[Start RECORDED DATA]
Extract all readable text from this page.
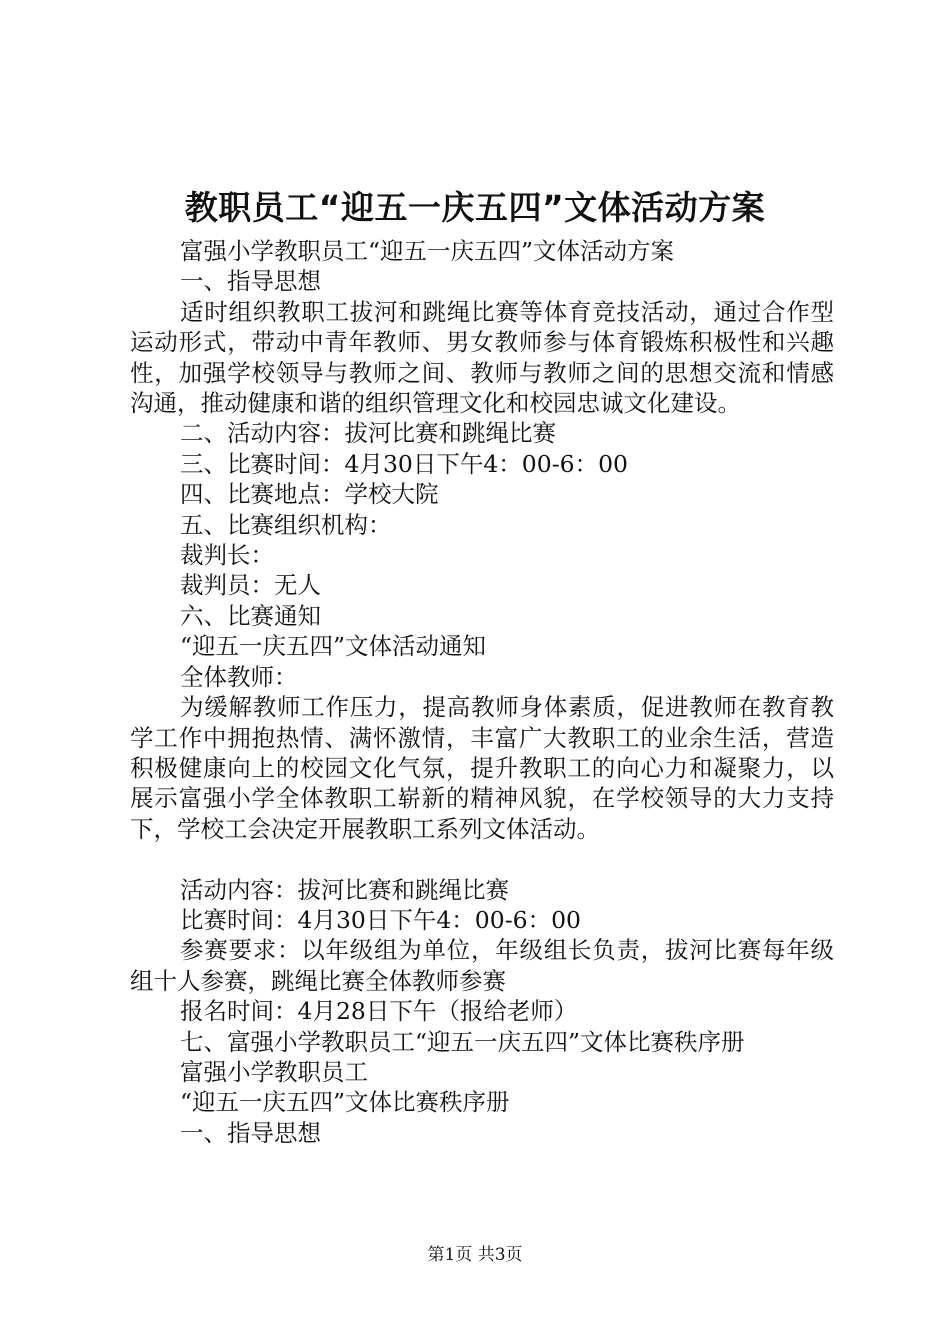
教职员工“迎五一庆五四”文体活动方案

富强小学教职员工“迎五一庆五四”文体活动方案

一、指导思想

适时组织教职工拔河和跳绳比赛等体育竞技活动，通过合作型运动形式，带动中青年教师、男女教师参与体育锻炼积极性和兴趣性，加强学校领导与教师之间、教师与教师之间的思想交流和情感沟通，推动健康和谐的组织管理文化和校园忠诚文化建设。

二、活动内容：拔河比赛和跳绳比赛

三、比赛时间：4月30日下午4：00-6：00

四、比赛地点：学校大院

五、比赛组织机构：

裁判长：

裁判员：无人

六、比赛通知

“迎五一庆五四”文体活动通知

全体教师：

为缓解教师工作压力，提高教师身体素质，促进教师在教育教学工作中拥抱热情、满怀激情，丰富广大教职工的业余生活，营造积极健康向上的校园文化气氛，提升教职工的向心力和凝聚力，以展示富强小学全体教职工崭新的精神风貌，在学校领导的大力支持下，学校工会决定开展教职工系列文体活动。

活动内容：拔河比赛和跳绳比赛

比赛时间：4月30日下午4：00-6：00

参赛要求：以年级组为单位，年级组长负责，拔河比赛每年级组十人参赛，跳绳比赛全体教师参赛

报名时间：4月28日下午（报给老师）

七、富强小学教职员工“迎五一庆五四”文体比赛秩序册

富强小学教职员工

“迎五一庆五四”文体比赛秩序册

一、指导思想

第1页 共3页
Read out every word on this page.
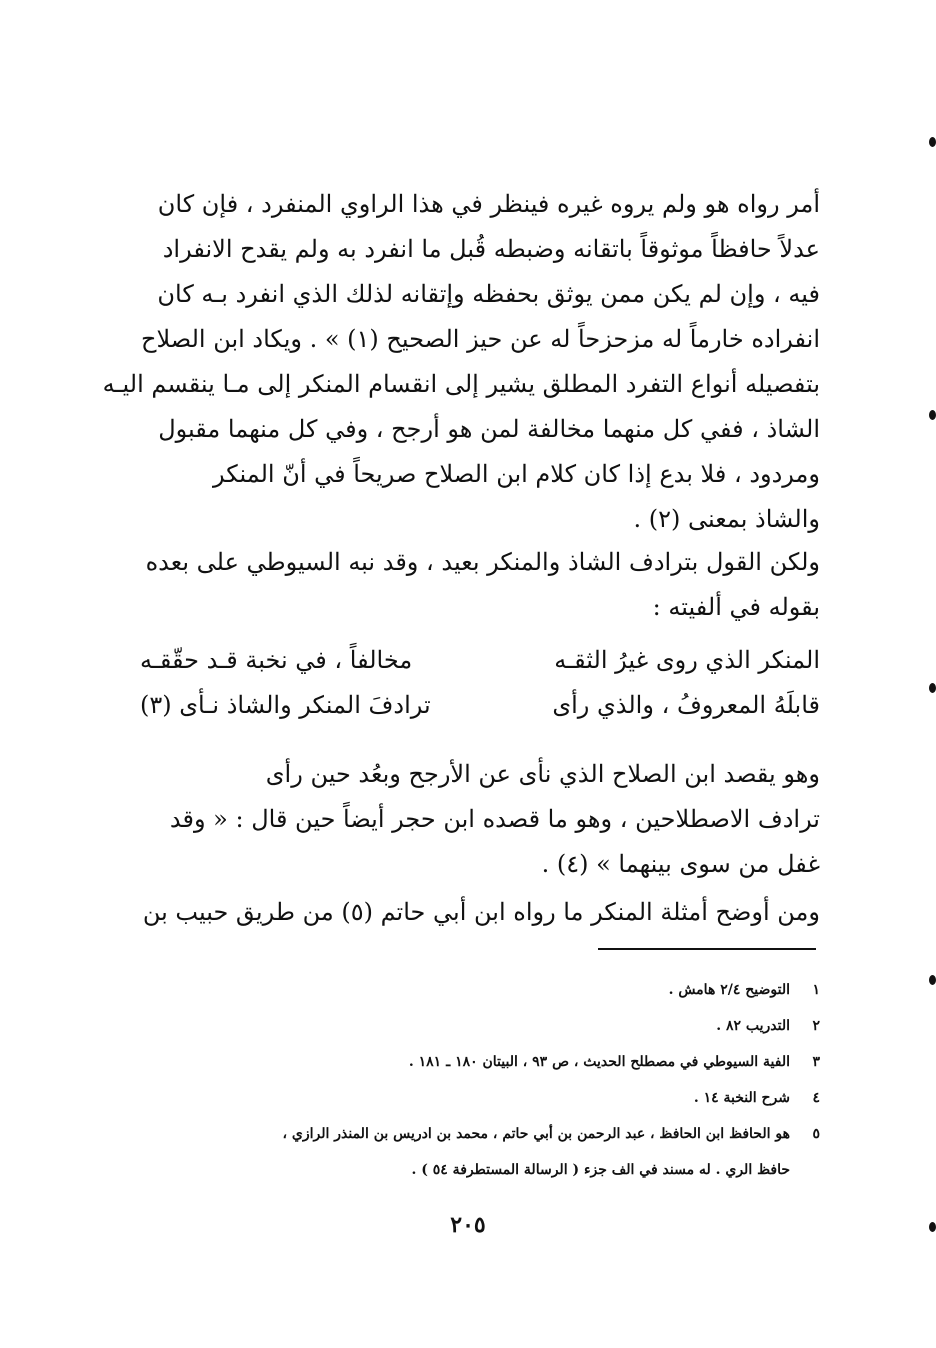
أمر رواه هو ولم يروه غيره فينظر في هذا الراوي المنفرد ، فإن كان
عدلاً حافظاً موثوقاً باتقانه وضبطه قُبل ما انفرد به ولم يقدح الانفراد
فيه ، وإن لم يكن ممن يوثق بحفظه وإتقانه لذلك الذي انفرد بـه كان
انفراده خارماً له مزحزحاً له عن حيز الصحيح (١) » . ويكاد ابن الصلاح
بتفصيله أنواع التفرد المطلق يشير إلى انقسام المنكر إلى مـا ينقسم اليـه
الشاذ ، ففي كل منهما مخالفة لمن هو أرجح ، وفي كل منهما مقبول
ومردود ، فلا بدع إذا كان كلام ابن الصلاح صريحاً في أنّ المنكر
والشاذ بمعنى (٢) .
ولكن القول بترادف الشاذ والمنكر بعيد ، وقد نبه السيوطي على بعده
بقوله في ألفيته :
المنكر الذي روى غيرُ الثقـه
مخالفاً ، في نخبة قـد حقّقـه
قابلَهُ المعروفُ ، والذي رأى
ترادفَ المنكر والشاذ نـأى (٣)
وهو يقصد ابن الصلاح الذي نأى عن الأرجح وبعُد حين رأى
ترادف الاصطلاحين ، وهو ما قصده ابن حجر أيضاً حين قال : « وقد
غفل من سوى بينهما » (٤) .
ومن أوضح أمثلة المنكر ما رواه ابن أبي حاتم (٥) من طريق حبيب بن
١
التوضيح ٢/٤ هامش .
٢
التدريب ٨٢ .
٣
الفية السيوطي في مصطلح الحديث ، ص ٩٣ ، البيتان ١٨٠ ـ ١٨١ .
٤
شرح النخبة ١٤ .
٥
هو الحافظ ابن الحافظ ، عبد الرحمن بن أبي حاتم ، محمد بن ادريس بن المنذر الرازي ،
حافظ الري . له مسند في الف جزء ( الرسالة المستطرفة ٥٤ ) .
٢٠٥
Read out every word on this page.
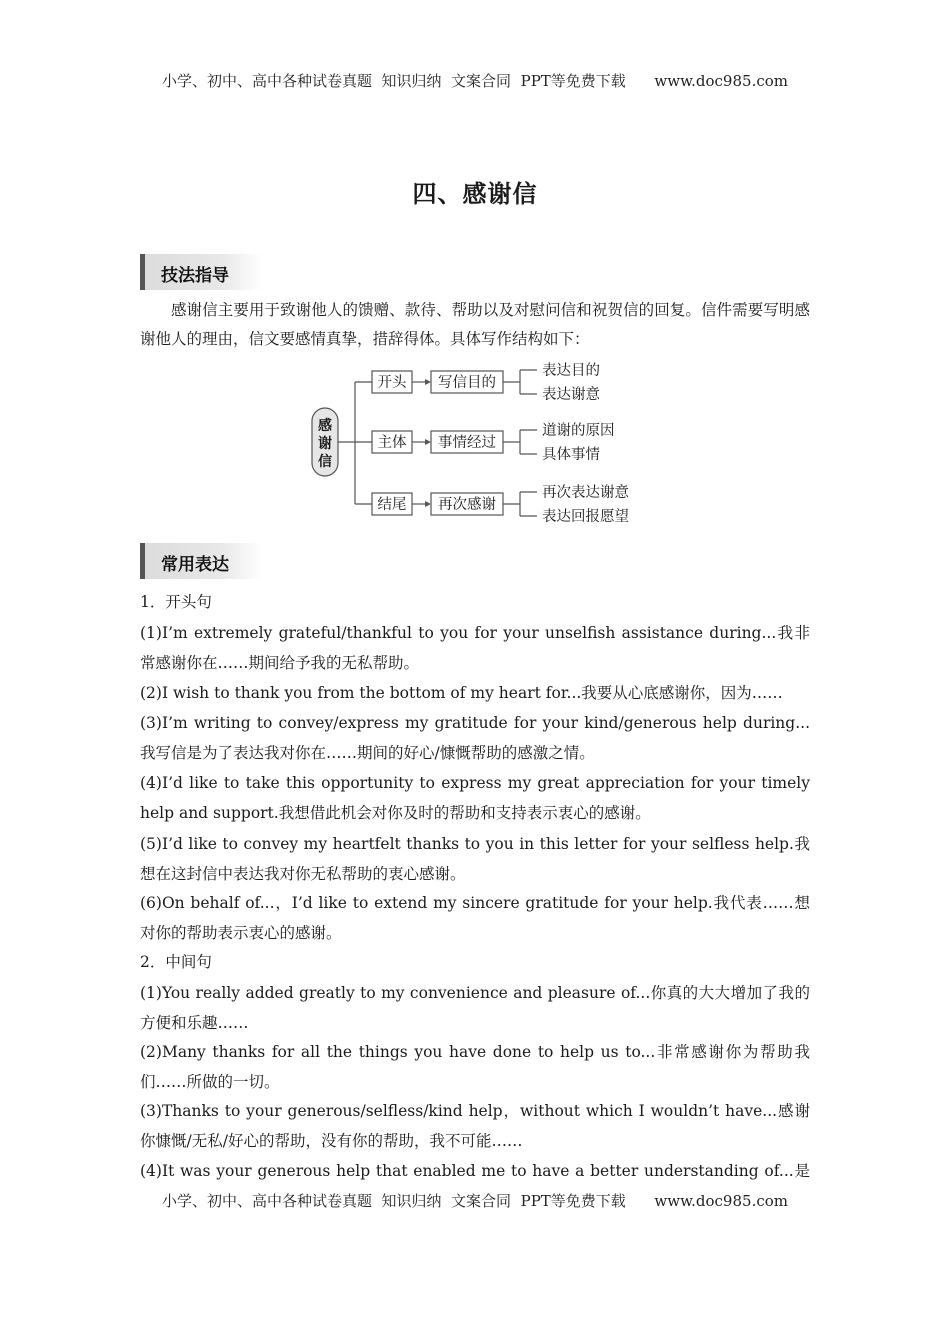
小学、初中、高中各种试卷真题  知识归纳  文案合同  PPT等免费下载      www.doc985.com
四、感谢信
技法指导

感谢信主要用于致谢他人的馈赠、款待、帮助以及对慰问信和祝贺信的回复。信件需要写明感谢他人的理由，信文要感情真挚，措辞得体。具体写作结构如下：

感
谢
信
开头
主体
结尾
写信目的
事情经过
再次感谢
表达目的
表达谢意
道谢的原因
具体事情
再次表达谢意
表达回报愿望
常用表达
1．开头句

(1)I’m extremely grateful/thankful to you for your unselfish assistance during...我非常感谢你在……期间给予我的无私帮助。

(2)I wish to thank you from the bottom of my heart for...我要从心底感谢你，因为……

(3)I’m writing to convey/express my gratitude for your kind/generous help during...我写信是为了表达我对你在……期间的好心/慷慨帮助的感激之情。

(4)I’d like to take this opportunity to express my great appreciation for your timely help and support.我想借此机会对你及时的帮助和支持表示衷心的感谢。

(5)I’d like to convey my heartfelt thanks to you in this letter for your selfless help.我想在这封信中表达我对你无私帮助的衷心感谢。

(6)On behalf of...，I’d like to extend my sincere gratitude for your help.我代表……想对你的帮助表示衷心的感谢。

2．中间句

(1)You really added greatly to my convenience and pleasure of...你真的大大增加了我的方便和乐趣……

(2)Many thanks for all the things you have done to help us to...非常感谢你为帮助我们……所做的一切。

(3)Thanks to your generous/selfless/kind help，without which I wouldn’t have...感谢你慷慨/无私/好心的帮助，没有你的帮助，我不可能……

(4)It was your generous help that enabled me to have a better understanding of...是

小学、初中、高中各种试卷真题  知识归纳  文案合同  PPT等免费下载      www.doc985.com
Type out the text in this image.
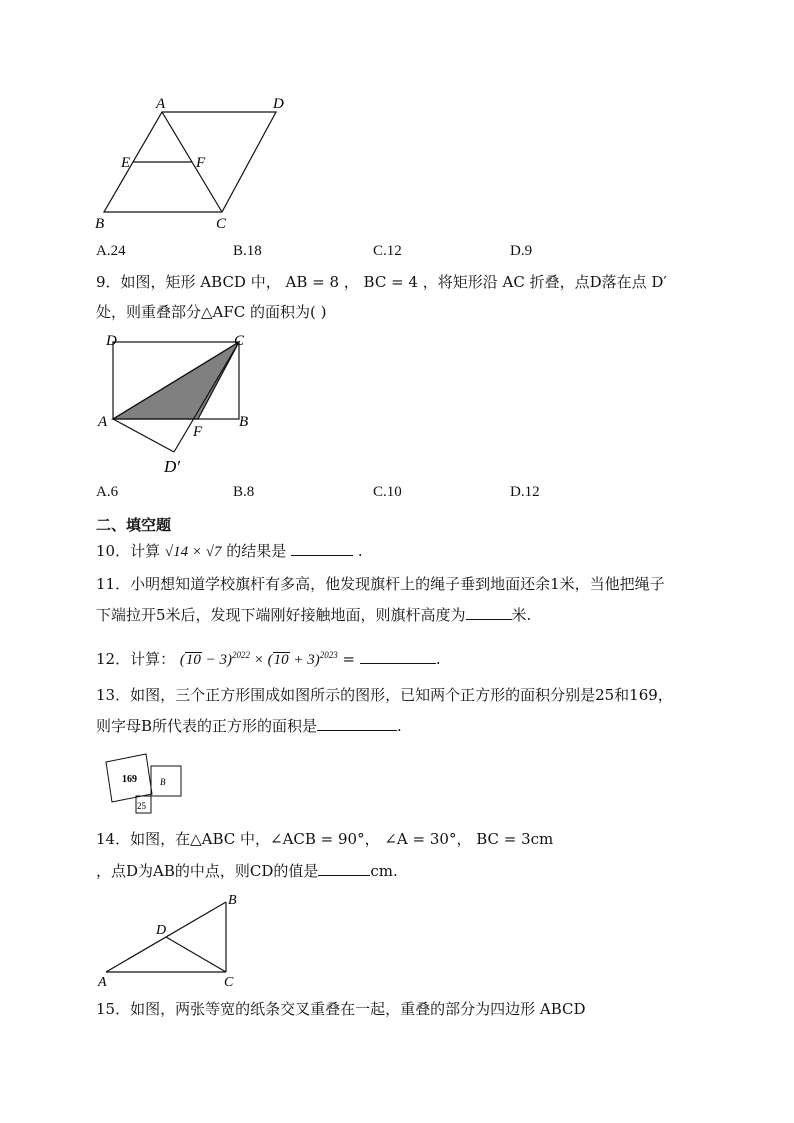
A	D
E	F
B	C
A.24	B.18	C.12	D.9
9．如图，矩形 ABCD 中， AB = 8 ， BC = 4 ，将矩形沿 AC 折叠，点D落在点 D′
处，则重叠部分△AFC 的面积为( )
D	C
A	B
F
D′
A.6	B.8	C.10	D.12
二、填空题
10．计算 √14 × √7 的结果是	.
11．小明想知道学校旗杆有多高，他发现旗杆上的绳子垂到地面还余1米，当他把绳子
下端拉开5米后，发现下端刚好接触地面，则旗杆高度为	米.
12．计算： $(10 - 3)^{2022} \times (10 + 3)^{2023}$ =	.
13．如图，三个正方形围成如图所示的图形，已知两个正方形的面积分别是25和169，
则字母B所代表的正方形的面积是	.
169	B
25
14．如图，在△ABC 中，∠ACB = 90°， ∠A = 30°， BC = 3cm
，点D为AB的中点，则CD的值是	cm.
B
D
A	C
15．如图，两张等宽的纸条交叉重叠在一起，重叠的部分为四边形 ABCD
[End RECORDED DATA]
- WRITTEN TASK
Reproduce the material above in full and without alteration, but skip all pictures.

- RESPONSE TO THIS EXERCISE
Extract all readable text from this page.
教职员工“迎五一庆五四”文体活动方案

富强小学教职员工“迎五一庆五四”文体活动方案

一、指导思想

适时组织教职工拔河和跳绳比赛等体育竞技活动，通过合作型运动形式，带动中青年教师、男女教师参与体育锻炼积极性和兴趣性，加强学校领导与教师之间、教师与教师之间的思想交流和情感沟通，推动健康和谐的组织管理文化和校园忠诚文化建设。

二、活动内容：拔河比赛和跳绳比赛

三、比赛时间：4月30日下午4：00-6：00

四、比赛地点：学校大院

五、比赛组织机构：

裁判长：

裁判员：无人

六、比赛通知

“迎五一庆五四”文体活动通知

全体教师：

为缓解教师工作压力，提高教师身体素质，促进教师在教育教学工作中拥抱热情、满怀激情，丰富广大教职工的业余生活，营造积极健康向上的校园文化气氛，提升教职工的向心力和凝聚力，以展示富强小学全体教职工崭新的精神风貌，在学校领导的大力支持下，学校工会决定开展教职工系列文体活动。

活动内容：拔河比赛和跳绳比赛

比赛时间：4月30日下午4：00-6：00

参赛要求：以年级组为单位，年级组长负责，拔河比赛每年级组十人参赛，跳绳比赛全体教师参赛

报名时间：4月28日下午（报给老师）

七、富强小学教职员工“迎五一庆五四”文体比赛秩序册

富强小学教职员工

“迎五一庆五四”文体比赛秩序册

一、指导思想

第1页 共3页
Read out every word on this page.
أمر رواه هو ولم يروه غيره فينظر في هذا الراوي المنفرد ، فإن كان
عدلاً حافظاً موثوقاً باتقانه وضبطه قُبل ما انفرد به ولم يقدح الانفراد
فيه ، وإن لم يكن ممن يوثق بحفظه وإتقانه لذلك الذي انفرد بـه كان
انفراده خارماً له مزحزحاً له عن حيز الصحيح (١) » . ويكاد ابن الصلاح
بتفصيله أنواع التفرد المطلق يشير إلى انقسام المنكر إلى مـا ينقسم اليـه
الشاذ ، ففي كل منهما مخالفة لمن هو أرجح ، وفي كل منهما مقبول
ومردود ، فلا بدع إذا كان كلام ابن الصلاح صريحاً في أنّ المنكر
والشاذ بمعنى (٢) .
ولكن القول بترادف الشاذ والمنكر بعيد ، وقد نبه السيوطي على بعده
بقوله في ألفيته :
المنكر الذي روى غيرُ الثقـه
مخالفاً ، في نخبة قـد حقّقـه
قابلَهُ المعروفُ ، والذي رأى
ترادفَ المنكر والشاذ نـأى (٣)
وهو يقصد ابن الصلاح الذي نأى عن الأرجح وبعُد حين رأى
ترادف الاصطلاحين ، وهو ما قصده ابن حجر أيضاً حين قال : « وقد
غفل من سوى بينهما » (٤) .
ومن أوضح أمثلة المنكر ما رواه ابن أبي حاتم (٥) من طريق حبيب بن
١
التوضيح ٢/٤ هامش .
٢
التدريب ٨٢ .
٣
الفية السيوطي في مصطلح الحديث ، ص ٩٣ ، البيتان ١٨٠ ـ ١٨١ .
٤
شرح النخبة ١٤ .
٥
هو الحافظ ابن الحافظ ، عبد الرحمن بن أبي حاتم ، محمد بن ادريس بن المنذر الرازي ،
حافظ الري . له مسند في الف جزء ( الرسالة المستطرفة ٥٤ ) .
٢٠٥
Read out every word on this page.
小学、初中、高中各种试卷真题  知识归纳  文案合同  PPT等免费下载      www.doc985.com
四、感谢信
技法指导

感谢信主要用于致谢他人的馈赠、款待、帮助以及对慰问信和祝贺信的回复。信件需要写明感谢他人的理由，信文要感情真挚，措辞得体。具体写作结构如下：

感
谢
信
开头
主体
结尾
写信目的
事情经过
再次感谢
表达目的
表达谢意
道谢的原因
具体事情
再次表达谢意
表达回报愿望
常用表达
1．开头句

(1)I’m extremely grateful/thankful to you for your unselfish assistance during...我非常感谢你在……期间给予我的无私帮助。

(2)I wish to thank you from the bottom of my heart for...我要从心底感谢你，因为……

(3)I’m writing to convey/express my gratitude for your kind/generous help during...我写信是为了表达我对你在……期间的好心/慷慨帮助的感激之情。

(4)I’d like to take this opportunity to express my great appreciation for your timely help and support.我想借此机会对你及时的帮助和支持表示衷心的感谢。

(5)I’d like to convey my heartfelt thanks to you in this letter for your selfless help.我想在这封信中表达我对你无私帮助的衷心感谢。

(6)On behalf of...，I’d like to extend my sincere gratitude for your help.我代表……想对你的帮助表示衷心的感谢。

2．中间句

(1)You really added greatly to my convenience and pleasure of...你真的大大增加了我的方便和乐趣……

(2)Many thanks for all the things you have done to help us to...非常感谢你为帮助我们……所做的一切。

(3)Thanks to your generous/selfless/kind help，without which I wouldn’t have...感谢你慷慨/无私/好心的帮助，没有你的帮助，我不可能……

(4)It was your generous help that enabled me to have a better understanding of...是

小学、初中、高中各种试卷真题  知识归纳  文案合同  PPT等免费下载      www.doc985.com
Type out the text in this image.
A	D
E	F
B	C
A.24	B.18	C.12	D.9
9．如图，矩形 ABCD 中， AB = 8 ， BC = 4 ，将矩形沿 AC 折叠，点D落在点 D′
处，则重叠部分△AFC 的面积为( )
D	C
A	B
F
D′
A.6	B.8	C.10	D.12
二、填空题
10．计算 √14 × √7 的结果是	.
11．小明想知道学校旗杆有多高，他发现旗杆上的绳子垂到地面还余1米，当他把绳子
下端拉开5米后，发现下端刚好接触地面，则旗杆高度为	米.
12．计算： $(10 - 3)^{2022} \times (10 + 3)^{2023}$ =	.
13．如图，三个正方形围成如图所示的图形，已知两个正方形的面积分别是25和169，
则字母B所代表的正方形的面积是	.
169	B
25
14．如图，在△ABC 中，∠ACB = 90°， ∠A = 30°， BC = 3cm
，点D为AB的中点，则CD的值是	cm.
B
D
A	C
15．如图，两张等宽的纸条交叉重叠在一起，重叠的部分为四边形 ABCD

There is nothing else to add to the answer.